======== MATERIAL ========
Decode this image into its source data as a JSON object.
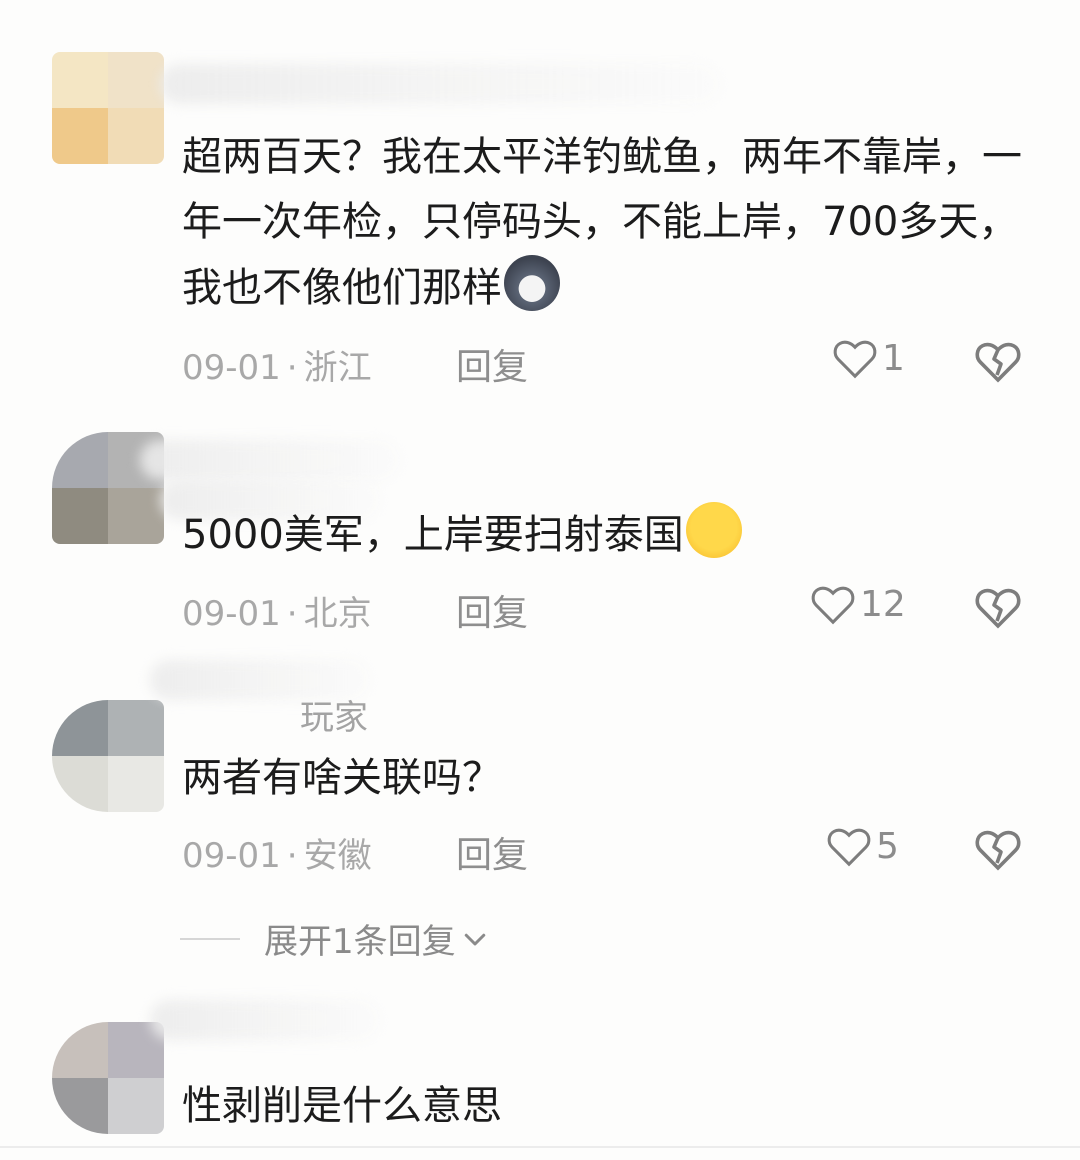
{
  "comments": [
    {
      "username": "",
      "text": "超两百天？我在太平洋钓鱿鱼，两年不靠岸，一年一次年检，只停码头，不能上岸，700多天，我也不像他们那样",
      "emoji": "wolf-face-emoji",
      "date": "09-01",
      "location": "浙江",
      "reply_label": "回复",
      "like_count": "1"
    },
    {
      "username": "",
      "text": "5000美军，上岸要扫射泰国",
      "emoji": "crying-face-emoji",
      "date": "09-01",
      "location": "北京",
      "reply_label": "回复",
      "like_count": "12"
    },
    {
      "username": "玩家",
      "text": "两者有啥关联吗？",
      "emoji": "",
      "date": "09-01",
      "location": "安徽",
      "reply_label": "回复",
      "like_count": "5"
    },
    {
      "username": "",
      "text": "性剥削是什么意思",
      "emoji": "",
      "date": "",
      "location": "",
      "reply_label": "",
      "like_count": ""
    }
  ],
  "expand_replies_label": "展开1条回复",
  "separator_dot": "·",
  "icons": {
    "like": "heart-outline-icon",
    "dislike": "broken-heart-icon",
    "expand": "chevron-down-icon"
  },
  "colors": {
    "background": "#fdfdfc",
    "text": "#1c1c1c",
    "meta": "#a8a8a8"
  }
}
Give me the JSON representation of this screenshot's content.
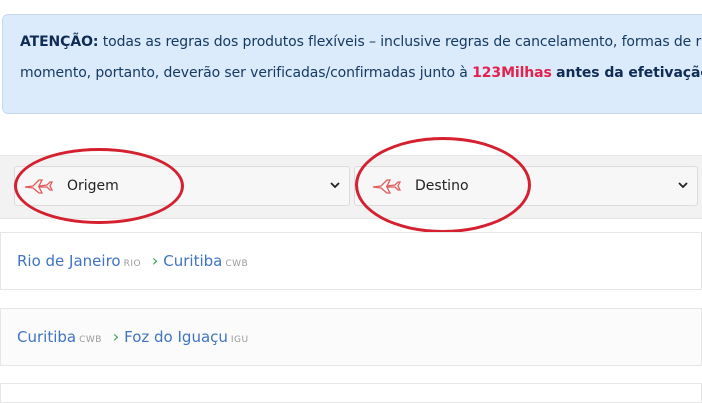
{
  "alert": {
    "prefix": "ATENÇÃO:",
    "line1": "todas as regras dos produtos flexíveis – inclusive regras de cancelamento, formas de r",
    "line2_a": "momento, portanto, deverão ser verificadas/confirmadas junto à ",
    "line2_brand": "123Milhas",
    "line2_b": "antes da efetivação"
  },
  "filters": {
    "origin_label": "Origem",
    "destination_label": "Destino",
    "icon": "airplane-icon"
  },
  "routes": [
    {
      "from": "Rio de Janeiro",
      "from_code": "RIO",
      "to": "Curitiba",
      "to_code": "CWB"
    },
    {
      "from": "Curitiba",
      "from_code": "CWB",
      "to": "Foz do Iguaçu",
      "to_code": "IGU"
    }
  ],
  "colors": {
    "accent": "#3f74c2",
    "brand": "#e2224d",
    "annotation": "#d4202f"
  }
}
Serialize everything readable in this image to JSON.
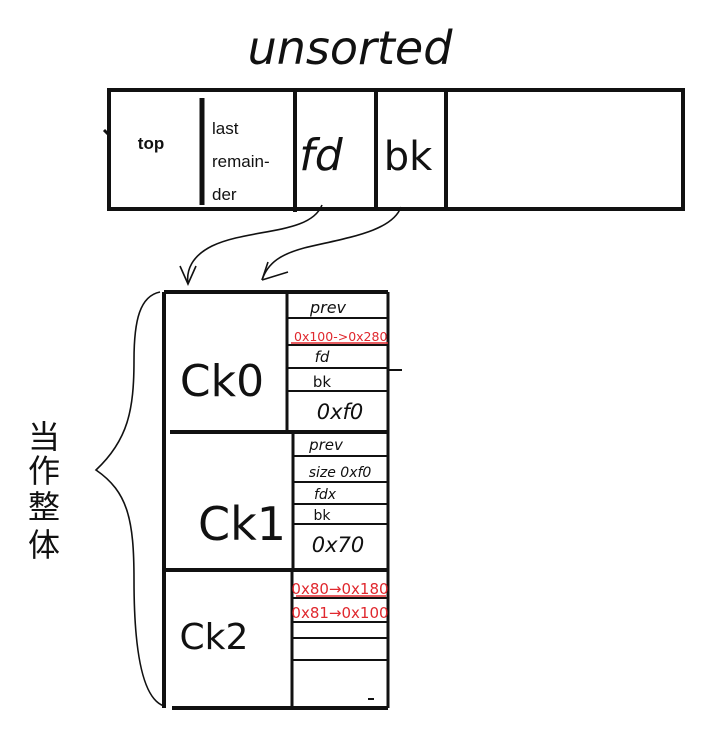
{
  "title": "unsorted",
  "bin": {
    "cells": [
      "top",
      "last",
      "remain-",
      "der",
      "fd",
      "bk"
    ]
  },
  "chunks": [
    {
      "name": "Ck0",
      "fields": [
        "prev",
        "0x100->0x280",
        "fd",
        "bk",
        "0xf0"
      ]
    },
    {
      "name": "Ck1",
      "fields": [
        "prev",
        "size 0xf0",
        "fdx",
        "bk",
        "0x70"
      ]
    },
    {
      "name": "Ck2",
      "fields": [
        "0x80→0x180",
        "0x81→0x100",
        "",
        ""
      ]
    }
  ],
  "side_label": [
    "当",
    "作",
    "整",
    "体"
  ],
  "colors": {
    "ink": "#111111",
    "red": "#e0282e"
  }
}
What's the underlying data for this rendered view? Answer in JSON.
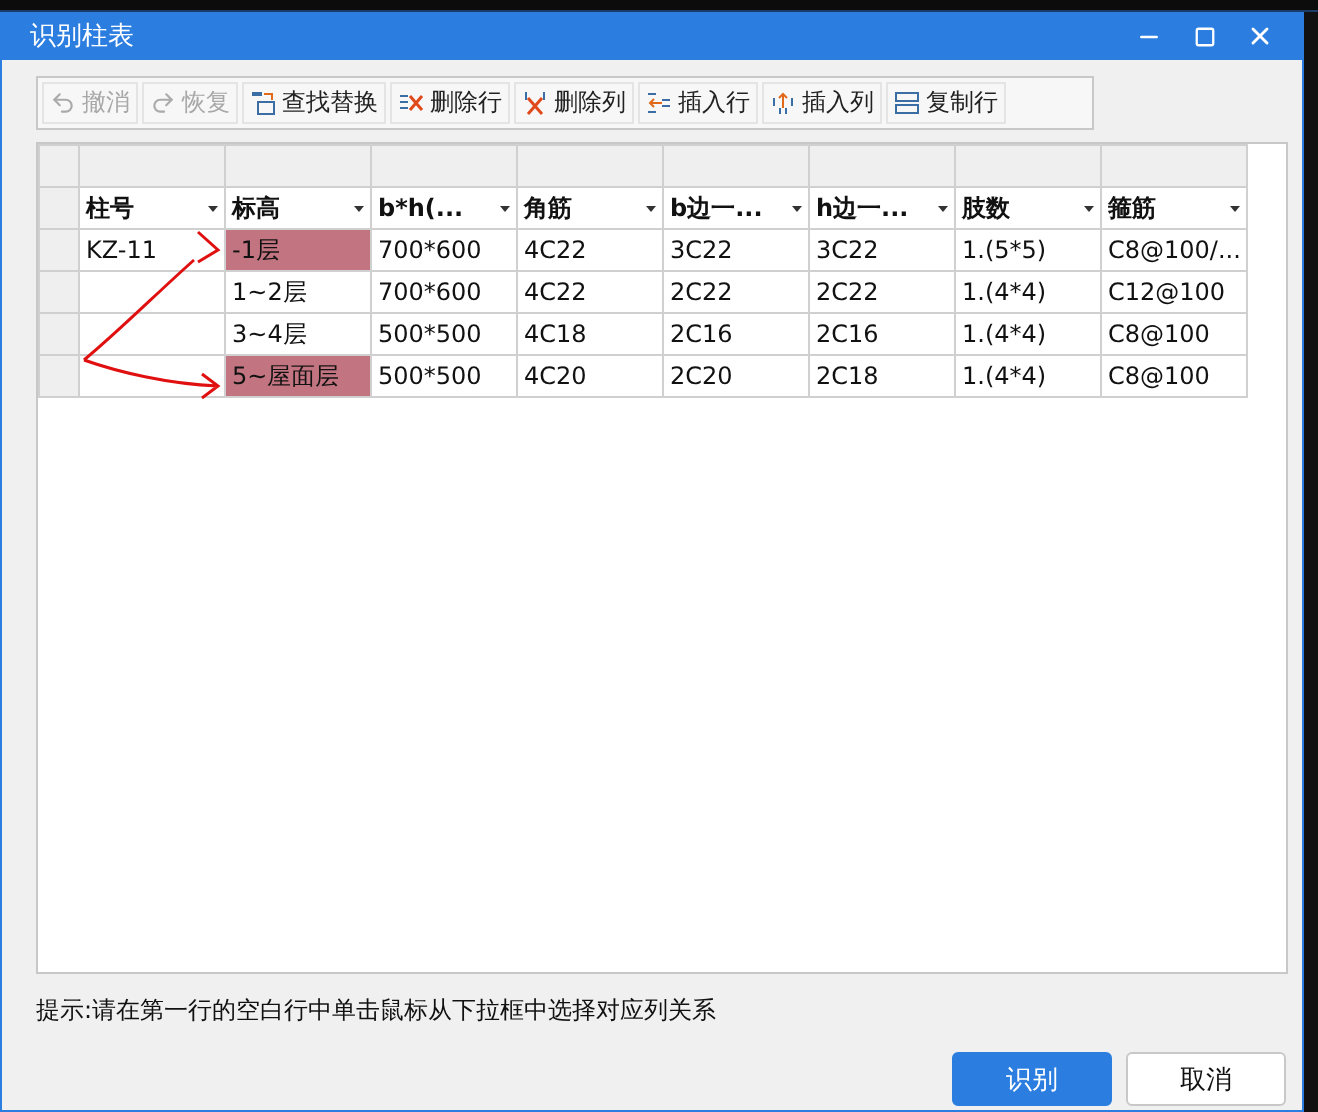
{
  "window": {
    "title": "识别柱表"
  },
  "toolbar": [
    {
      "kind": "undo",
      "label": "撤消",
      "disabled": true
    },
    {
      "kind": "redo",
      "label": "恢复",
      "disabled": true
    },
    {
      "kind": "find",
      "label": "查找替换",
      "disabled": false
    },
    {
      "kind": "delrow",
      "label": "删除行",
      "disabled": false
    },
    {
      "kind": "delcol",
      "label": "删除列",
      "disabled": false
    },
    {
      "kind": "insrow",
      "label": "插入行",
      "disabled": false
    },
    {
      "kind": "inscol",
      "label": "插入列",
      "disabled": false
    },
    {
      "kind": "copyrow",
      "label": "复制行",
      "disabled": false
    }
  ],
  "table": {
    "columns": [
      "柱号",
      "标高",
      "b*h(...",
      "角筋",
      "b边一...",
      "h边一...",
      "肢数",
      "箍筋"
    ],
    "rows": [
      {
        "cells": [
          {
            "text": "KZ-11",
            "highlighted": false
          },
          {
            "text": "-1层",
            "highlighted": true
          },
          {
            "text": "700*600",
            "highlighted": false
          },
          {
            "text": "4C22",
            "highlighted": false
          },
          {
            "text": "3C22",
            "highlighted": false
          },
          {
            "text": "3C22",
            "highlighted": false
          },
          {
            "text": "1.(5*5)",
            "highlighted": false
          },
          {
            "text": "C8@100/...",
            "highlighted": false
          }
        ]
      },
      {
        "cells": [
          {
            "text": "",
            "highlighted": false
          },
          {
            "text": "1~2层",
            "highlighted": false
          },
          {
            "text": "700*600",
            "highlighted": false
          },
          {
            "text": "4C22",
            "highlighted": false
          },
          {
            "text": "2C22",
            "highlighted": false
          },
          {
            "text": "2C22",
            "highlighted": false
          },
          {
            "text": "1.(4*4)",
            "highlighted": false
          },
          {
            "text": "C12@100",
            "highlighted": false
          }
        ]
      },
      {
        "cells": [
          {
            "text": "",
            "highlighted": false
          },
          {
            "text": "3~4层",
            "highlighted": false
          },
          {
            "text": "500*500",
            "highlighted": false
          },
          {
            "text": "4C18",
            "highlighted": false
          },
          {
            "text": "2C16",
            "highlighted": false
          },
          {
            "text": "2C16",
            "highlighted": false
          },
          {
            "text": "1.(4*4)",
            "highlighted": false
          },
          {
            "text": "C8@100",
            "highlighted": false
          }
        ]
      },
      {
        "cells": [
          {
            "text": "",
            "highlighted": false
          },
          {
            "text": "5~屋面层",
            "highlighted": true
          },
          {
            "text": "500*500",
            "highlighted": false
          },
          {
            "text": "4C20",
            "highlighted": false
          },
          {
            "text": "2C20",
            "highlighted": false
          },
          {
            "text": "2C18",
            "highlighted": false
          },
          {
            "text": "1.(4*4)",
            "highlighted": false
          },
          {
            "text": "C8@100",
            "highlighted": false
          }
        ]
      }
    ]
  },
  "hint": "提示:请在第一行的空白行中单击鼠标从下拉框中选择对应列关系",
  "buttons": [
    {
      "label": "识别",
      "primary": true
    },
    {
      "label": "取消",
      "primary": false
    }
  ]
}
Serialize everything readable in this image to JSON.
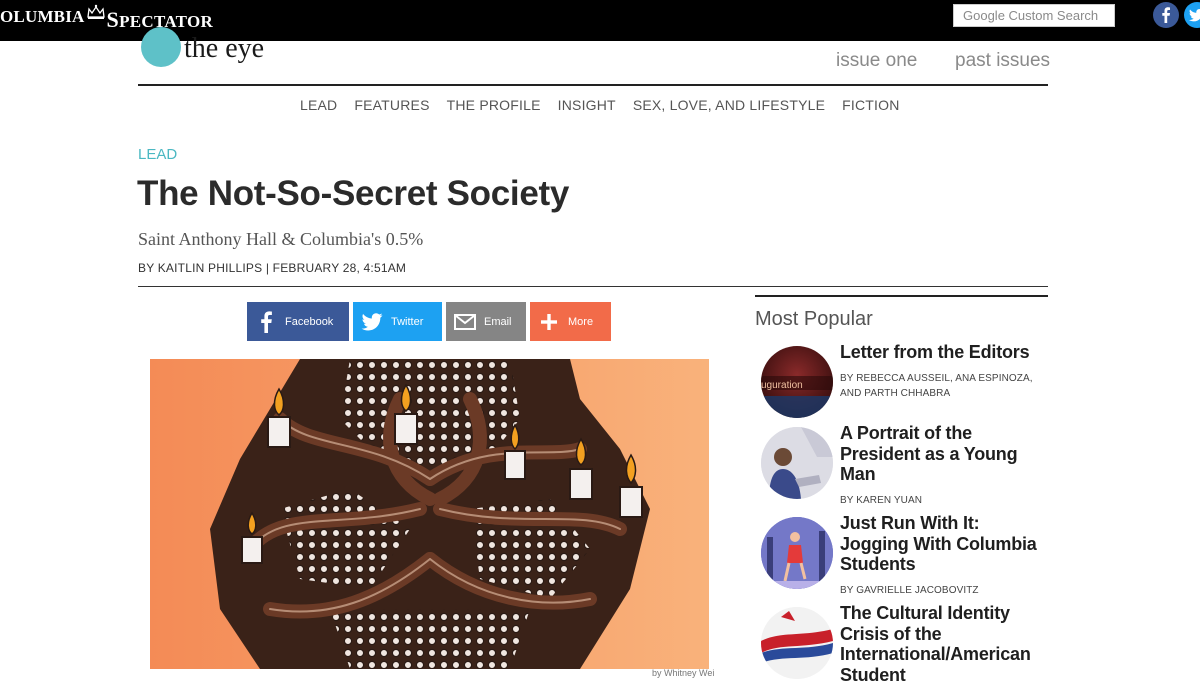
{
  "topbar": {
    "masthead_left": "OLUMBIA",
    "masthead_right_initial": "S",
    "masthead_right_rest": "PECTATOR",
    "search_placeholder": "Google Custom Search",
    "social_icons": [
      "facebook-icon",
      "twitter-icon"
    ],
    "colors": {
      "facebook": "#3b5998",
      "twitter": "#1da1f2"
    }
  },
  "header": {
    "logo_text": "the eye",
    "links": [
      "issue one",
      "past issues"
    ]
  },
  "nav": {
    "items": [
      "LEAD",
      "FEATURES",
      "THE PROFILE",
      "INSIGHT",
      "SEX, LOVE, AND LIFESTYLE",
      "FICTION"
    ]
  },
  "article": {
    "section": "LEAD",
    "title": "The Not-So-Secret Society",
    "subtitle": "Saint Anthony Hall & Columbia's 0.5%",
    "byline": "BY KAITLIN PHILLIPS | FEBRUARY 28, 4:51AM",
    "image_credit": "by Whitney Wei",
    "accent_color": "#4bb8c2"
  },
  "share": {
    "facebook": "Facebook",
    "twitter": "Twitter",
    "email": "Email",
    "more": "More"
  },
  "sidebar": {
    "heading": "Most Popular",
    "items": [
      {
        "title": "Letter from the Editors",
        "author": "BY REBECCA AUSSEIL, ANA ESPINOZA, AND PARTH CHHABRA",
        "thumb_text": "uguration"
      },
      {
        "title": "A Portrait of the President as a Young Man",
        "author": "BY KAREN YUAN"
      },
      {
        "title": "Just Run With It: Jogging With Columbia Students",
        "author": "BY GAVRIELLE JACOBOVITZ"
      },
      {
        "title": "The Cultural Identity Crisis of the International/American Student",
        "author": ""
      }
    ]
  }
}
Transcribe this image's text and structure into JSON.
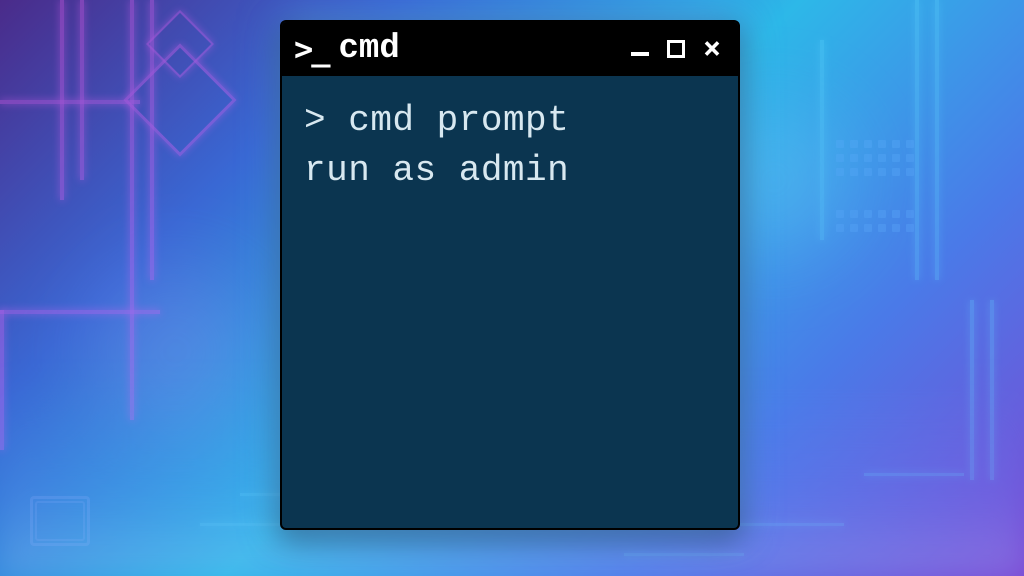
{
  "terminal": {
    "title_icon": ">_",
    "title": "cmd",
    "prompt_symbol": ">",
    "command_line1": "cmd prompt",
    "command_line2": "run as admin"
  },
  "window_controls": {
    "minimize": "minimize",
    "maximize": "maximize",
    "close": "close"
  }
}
========
WORK TO COMPLETE = Each line containing the word "this" counts once; report the total alone.

THE RESPONSE = 6